EXERCISE DETAILS :: Output the data that follows exactly, line for line.

SOURCE DATA ::
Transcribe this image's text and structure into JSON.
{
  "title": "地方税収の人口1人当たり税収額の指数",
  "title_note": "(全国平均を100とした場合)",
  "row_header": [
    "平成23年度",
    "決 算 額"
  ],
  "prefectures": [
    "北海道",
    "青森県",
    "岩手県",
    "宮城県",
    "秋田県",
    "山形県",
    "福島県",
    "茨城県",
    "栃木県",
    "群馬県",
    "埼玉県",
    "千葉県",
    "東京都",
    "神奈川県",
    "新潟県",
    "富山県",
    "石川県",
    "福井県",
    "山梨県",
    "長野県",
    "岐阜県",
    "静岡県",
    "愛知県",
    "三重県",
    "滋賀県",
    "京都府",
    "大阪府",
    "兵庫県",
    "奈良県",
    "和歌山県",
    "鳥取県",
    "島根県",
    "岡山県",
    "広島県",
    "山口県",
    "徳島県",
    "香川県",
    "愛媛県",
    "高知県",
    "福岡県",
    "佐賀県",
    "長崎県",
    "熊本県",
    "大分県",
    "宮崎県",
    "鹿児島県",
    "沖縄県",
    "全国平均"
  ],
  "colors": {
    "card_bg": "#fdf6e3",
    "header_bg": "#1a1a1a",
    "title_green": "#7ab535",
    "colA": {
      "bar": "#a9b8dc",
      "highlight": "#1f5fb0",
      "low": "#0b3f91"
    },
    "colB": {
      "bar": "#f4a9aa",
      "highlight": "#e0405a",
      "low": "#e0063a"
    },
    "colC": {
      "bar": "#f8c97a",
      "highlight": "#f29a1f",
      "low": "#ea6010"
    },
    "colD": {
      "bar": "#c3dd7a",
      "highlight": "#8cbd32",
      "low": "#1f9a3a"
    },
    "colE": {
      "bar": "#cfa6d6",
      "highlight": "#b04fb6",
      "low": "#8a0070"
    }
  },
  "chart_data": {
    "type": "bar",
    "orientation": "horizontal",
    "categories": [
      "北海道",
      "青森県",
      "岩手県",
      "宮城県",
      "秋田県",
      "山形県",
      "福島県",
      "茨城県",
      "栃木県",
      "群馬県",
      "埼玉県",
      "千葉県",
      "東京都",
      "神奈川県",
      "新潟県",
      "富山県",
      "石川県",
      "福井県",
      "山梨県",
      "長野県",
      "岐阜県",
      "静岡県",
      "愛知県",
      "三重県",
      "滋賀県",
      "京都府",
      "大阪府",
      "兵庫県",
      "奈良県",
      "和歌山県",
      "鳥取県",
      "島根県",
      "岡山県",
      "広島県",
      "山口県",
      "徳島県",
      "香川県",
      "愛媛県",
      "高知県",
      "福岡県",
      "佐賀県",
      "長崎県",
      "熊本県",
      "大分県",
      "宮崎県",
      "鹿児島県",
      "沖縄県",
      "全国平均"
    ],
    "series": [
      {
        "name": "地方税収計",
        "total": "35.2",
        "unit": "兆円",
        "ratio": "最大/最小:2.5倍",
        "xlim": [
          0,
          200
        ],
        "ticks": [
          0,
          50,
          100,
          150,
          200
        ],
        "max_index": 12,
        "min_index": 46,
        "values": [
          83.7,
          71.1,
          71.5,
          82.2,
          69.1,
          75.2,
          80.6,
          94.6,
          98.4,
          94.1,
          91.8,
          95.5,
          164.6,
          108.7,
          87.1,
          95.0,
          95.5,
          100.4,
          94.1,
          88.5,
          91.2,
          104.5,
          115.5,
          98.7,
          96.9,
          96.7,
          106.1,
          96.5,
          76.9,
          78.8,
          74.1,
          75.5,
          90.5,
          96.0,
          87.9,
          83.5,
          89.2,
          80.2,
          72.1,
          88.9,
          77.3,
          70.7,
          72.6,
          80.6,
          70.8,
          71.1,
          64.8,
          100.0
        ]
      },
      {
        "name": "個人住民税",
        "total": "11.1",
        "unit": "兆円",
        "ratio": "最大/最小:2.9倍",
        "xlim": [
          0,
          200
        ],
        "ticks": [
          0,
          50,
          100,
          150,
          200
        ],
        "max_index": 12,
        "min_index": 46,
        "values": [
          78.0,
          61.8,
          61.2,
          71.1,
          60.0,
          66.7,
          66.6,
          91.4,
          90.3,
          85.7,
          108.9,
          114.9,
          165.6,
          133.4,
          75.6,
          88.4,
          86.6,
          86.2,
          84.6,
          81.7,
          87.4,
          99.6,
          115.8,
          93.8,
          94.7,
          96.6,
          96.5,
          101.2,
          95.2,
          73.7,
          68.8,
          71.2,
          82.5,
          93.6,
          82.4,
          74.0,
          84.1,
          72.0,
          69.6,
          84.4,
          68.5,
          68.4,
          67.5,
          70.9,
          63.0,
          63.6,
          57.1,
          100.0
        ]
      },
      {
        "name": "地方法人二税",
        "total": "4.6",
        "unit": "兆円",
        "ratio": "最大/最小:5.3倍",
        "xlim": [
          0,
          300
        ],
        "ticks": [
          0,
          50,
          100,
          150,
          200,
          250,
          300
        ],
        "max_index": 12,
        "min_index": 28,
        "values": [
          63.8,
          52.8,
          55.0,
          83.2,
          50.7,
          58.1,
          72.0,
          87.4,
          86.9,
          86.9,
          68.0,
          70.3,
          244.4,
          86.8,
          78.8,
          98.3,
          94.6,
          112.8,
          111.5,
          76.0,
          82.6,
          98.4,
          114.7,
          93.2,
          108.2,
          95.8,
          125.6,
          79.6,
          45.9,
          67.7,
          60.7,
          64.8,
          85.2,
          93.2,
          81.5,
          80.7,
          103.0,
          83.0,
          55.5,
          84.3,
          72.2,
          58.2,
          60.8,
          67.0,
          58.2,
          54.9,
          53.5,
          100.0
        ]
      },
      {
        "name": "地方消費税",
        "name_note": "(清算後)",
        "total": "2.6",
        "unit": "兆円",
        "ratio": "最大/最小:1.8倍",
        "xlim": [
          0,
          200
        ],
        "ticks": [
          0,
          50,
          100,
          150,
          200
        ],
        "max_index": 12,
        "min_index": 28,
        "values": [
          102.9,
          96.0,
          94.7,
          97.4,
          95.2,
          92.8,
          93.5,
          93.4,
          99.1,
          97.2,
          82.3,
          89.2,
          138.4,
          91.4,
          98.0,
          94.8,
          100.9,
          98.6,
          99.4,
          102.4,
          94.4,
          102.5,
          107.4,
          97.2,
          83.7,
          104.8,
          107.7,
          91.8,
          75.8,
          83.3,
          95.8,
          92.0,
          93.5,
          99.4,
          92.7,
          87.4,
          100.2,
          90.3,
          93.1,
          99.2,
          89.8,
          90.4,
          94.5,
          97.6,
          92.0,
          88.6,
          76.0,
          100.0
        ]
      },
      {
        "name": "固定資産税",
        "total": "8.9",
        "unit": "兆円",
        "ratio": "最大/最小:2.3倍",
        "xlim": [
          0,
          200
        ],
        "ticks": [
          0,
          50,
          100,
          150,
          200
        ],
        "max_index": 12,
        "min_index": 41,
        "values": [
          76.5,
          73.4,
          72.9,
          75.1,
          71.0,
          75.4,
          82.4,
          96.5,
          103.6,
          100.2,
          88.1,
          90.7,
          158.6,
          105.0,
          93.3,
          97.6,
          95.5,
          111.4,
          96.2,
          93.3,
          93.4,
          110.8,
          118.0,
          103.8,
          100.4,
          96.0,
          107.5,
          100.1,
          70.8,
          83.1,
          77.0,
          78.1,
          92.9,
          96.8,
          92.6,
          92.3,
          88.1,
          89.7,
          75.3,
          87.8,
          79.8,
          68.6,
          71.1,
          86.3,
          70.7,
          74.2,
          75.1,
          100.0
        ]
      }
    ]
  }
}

WRITTEN RESPONSE ::
Transcribe this image's text and structure into JSON.
{
  "title": "地方税収の人口1人当たり税収額の指数",
  "title_note": "(全国平均を100とした場合)",
  "row_header": [
    "平成23年度",
    "決 算 額"
  ],
  "prefectures": [
    "北海道",
    "青森県",
    "岩手県",
    "宮城県",
    "秋田県",
    "山形県",
    "福島県",
    "茨城県",
    "栃木県",
    "群馬県",
    "埼玉県",
    "千葉県",
    "東京都",
    "神奈川県",
    "新潟県",
    "富山県",
    "石川県",
    "福井県",
    "山梨県",
    "長野県",
    "岐阜県",
    "静岡県",
    "愛知県",
    "三重県",
    "滋賀県",
    "京都府",
    "大阪府",
    "兵庫県",
    "奈良県",
    "和歌山県",
    "鳥取県",
    "島根県",
    "岡山県",
    "広島県",
    "山口県",
    "徳島県",
    "香川県",
    "愛媛県",
    "高知県",
    "福岡県",
    "佐賀県",
    "長崎県",
    "熊本県",
    "大分県",
    "宮崎県",
    "鹿児島県",
    "沖縄県",
    "全国平均"
  ],
  "colors": {
    "card_bg": "#fdf6e3",
    "header_bg": "#1a1a1a",
    "title_green": "#7ab535",
    "colA": {
      "bar": "#a9b8dc",
      "highlight": "#1f5fb0",
      "low": "#0b3f91"
    },
    "colB": {
      "bar": "#f4a9aa",
      "highlight": "#e0405a",
      "low": "#e0063a"
    },
    "colC": {
      "bar": "#f8c97a",
      "highlight": "#f29a1f",
      "low": "#ea6010"
    },
    "colD": {
      "bar": "#c3dd7a",
      "highlight": "#8cbd32",
      "low": "#1f9a3a"
    },
    "colE": {
      "bar": "#cfa6d6",
      "highlight": "#b04fb6",
      "low": "#8a0070"
    }
  },
  "chart_data": {
    "type": "bar",
    "orientation": "horizontal",
    "categories": [
      "北海道",
      "青森県",
      "岩手県",
      "宮城県",
      "秋田県",
      "山形県",
      "福島県",
      "茨城県",
      "栃木県",
      "群馬県",
      "埼玉県",
      "千葉県",
      "東京都",
      "神奈川県",
      "新潟県",
      "富山県",
      "石川県",
      "福井県",
      "山梨県",
      "長野県",
      "岐阜県",
      "静岡県",
      "愛知県",
      "三重県",
      "滋賀県",
      "京都府",
      "大阪府",
      "兵庫県",
      "奈良県",
      "和歌山県",
      "鳥取県",
      "島根県",
      "岡山県",
      "広島県",
      "山口県",
      "徳島県",
      "香川県",
      "愛媛県",
      "高知県",
      "福岡県",
      "佐賀県",
      "長崎県",
      "熊本県",
      "大分県",
      "宮崎県",
      "鹿児島県",
      "沖縄県",
      "全国平均"
    ],
    "series": [
      {
        "name": "地方税収計",
        "total": "35.2",
        "unit": "兆円",
        "ratio": "最大/最小:2.5倍",
        "xlim": [
          0,
          200
        ],
        "ticks": [
          0,
          50,
          100,
          150,
          200
        ],
        "max_index": 12,
        "min_index": 46,
        "values": [
          83.7,
          71.1,
          71.5,
          82.2,
          69.1,
          75.2,
          80.6,
          94.6,
          98.4,
          94.1,
          91.8,
          95.5,
          164.6,
          108.7,
          87.1,
          95.0,
          95.5,
          100.4,
          94.1,
          88.5,
          91.2,
          104.5,
          115.5,
          98.7,
          96.9,
          96.7,
          106.1,
          96.5,
          76.9,
          78.8,
          74.1,
          75.5,
          90.5,
          96.0,
          87.9,
          83.5,
          89.2,
          80.2,
          72.1,
          88.9,
          77.3,
          70.7,
          72.6,
          80.6,
          70.8,
          71.1,
          64.8,
          100.0
        ]
      },
      {
        "name": "個人住民税",
        "total": "11.1",
        "unit": "兆円",
        "ratio": "最大/最小:2.9倍",
        "xlim": [
          0,
          200
        ],
        "ticks": [
          0,
          50,
          100,
          150,
          200
        ],
        "max_index": 12,
        "min_index": 46,
        "values": [
          78.0,
          61.8,
          61.2,
          71.1,
          60.0,
          66.7,
          66.6,
          91.4,
          90.3,
          85.7,
          108.9,
          114.9,
          165.6,
          133.4,
          75.6,
          88.4,
          86.6,
          86.2,
          84.6,
          81.7,
          87.4,
          99.6,
          115.8,
          93.8,
          94.7,
          96.6,
          96.5,
          101.2,
          95.2,
          73.7,
          68.8,
          71.2,
          82.5,
          93.6,
          82.4,
          74.0,
          84.1,
          72.0,
          69.6,
          84.4,
          68.5,
          68.4,
          67.5,
          70.9,
          63.0,
          63.6,
          57.1,
          100.0
        ]
      },
      {
        "name": "地方法人二税",
        "total": "4.6",
        "unit": "兆円",
        "ratio": "最大/最小:5.3倍",
        "xlim": [
          0,
          300
        ],
        "ticks": [
          0,
          50,
          100,
          150,
          200,
          250,
          300
        ],
        "max_index": 12,
        "min_index": 28,
        "values": [
          63.8,
          52.8,
          55.0,
          83.2,
          50.7,
          58.1,
          72.0,
          87.4,
          86.9,
          86.9,
          68.0,
          70.3,
          244.4,
          86.8,
          78.8,
          98.3,
          94.6,
          112.8,
          111.5,
          76.0,
          82.6,
          98.4,
          114.7,
          93.2,
          108.2,
          95.8,
          125.6,
          79.6,
          45.9,
          67.7,
          60.7,
          64.8,
          85.2,
          93.2,
          81.5,
          80.7,
          103.0,
          83.0,
          55.5,
          84.3,
          72.2,
          58.2,
          60.8,
          67.0,
          58.2,
          54.9,
          53.5,
          100.0
        ]
      },
      {
        "name": "地方消費税",
        "name_note": "(清算後)",
        "total": "2.6",
        "unit": "兆円",
        "ratio": "最大/最小:1.8倍",
        "xlim": [
          0,
          200
        ],
        "ticks": [
          0,
          50,
          100,
          150,
          200
        ],
        "max_index": 12,
        "min_index": 28,
        "values": [
          102.9,
          96.0,
          94.7,
          97.4,
          95.2,
          92.8,
          93.5,
          93.4,
          99.1,
          97.2,
          82.3,
          89.2,
          138.4,
          91.4,
          98.0,
          94.8,
          100.9,
          98.6,
          99.4,
          102.4,
          94.4,
          102.5,
          107.4,
          97.2,
          83.7,
          104.8,
          107.7,
          91.8,
          75.8,
          83.3,
          95.8,
          92.0,
          93.5,
          99.4,
          92.7,
          87.4,
          100.2,
          90.3,
          93.1,
          99.2,
          89.8,
          90.4,
          94.5,
          97.6,
          92.0,
          88.6,
          76.0,
          100.0
        ]
      },
      {
        "name": "固定資産税",
        "total": "8.9",
        "unit": "兆円",
        "ratio": "最大/最小:2.3倍",
        "xlim": [
          0,
          200
        ],
        "ticks": [
          0,
          50,
          100,
          150,
          200
        ],
        "max_index": 12,
        "min_index": 41,
        "values": [
          76.5,
          73.4,
          72.9,
          75.1,
          71.0,
          75.4,
          82.4,
          96.5,
          103.6,
          100.2,
          88.1,
          90.7,
          158.6,
          105.0,
          93.3,
          97.6,
          95.5,
          111.4,
          96.2,
          93.3,
          93.4,
          110.8,
          118.0,
          103.8,
          100.4,
          96.0,
          107.5,
          100.1,
          70.8,
          83.1,
          77.0,
          78.1,
          92.9,
          96.8,
          92.6,
          92.3,
          88.1,
          89.7,
          75.3,
          87.8,
          79.8,
          68.6,
          71.1,
          86.3,
          70.7,
          74.2,
          75.1,
          100.0
        ]
      }
    ]
  }
}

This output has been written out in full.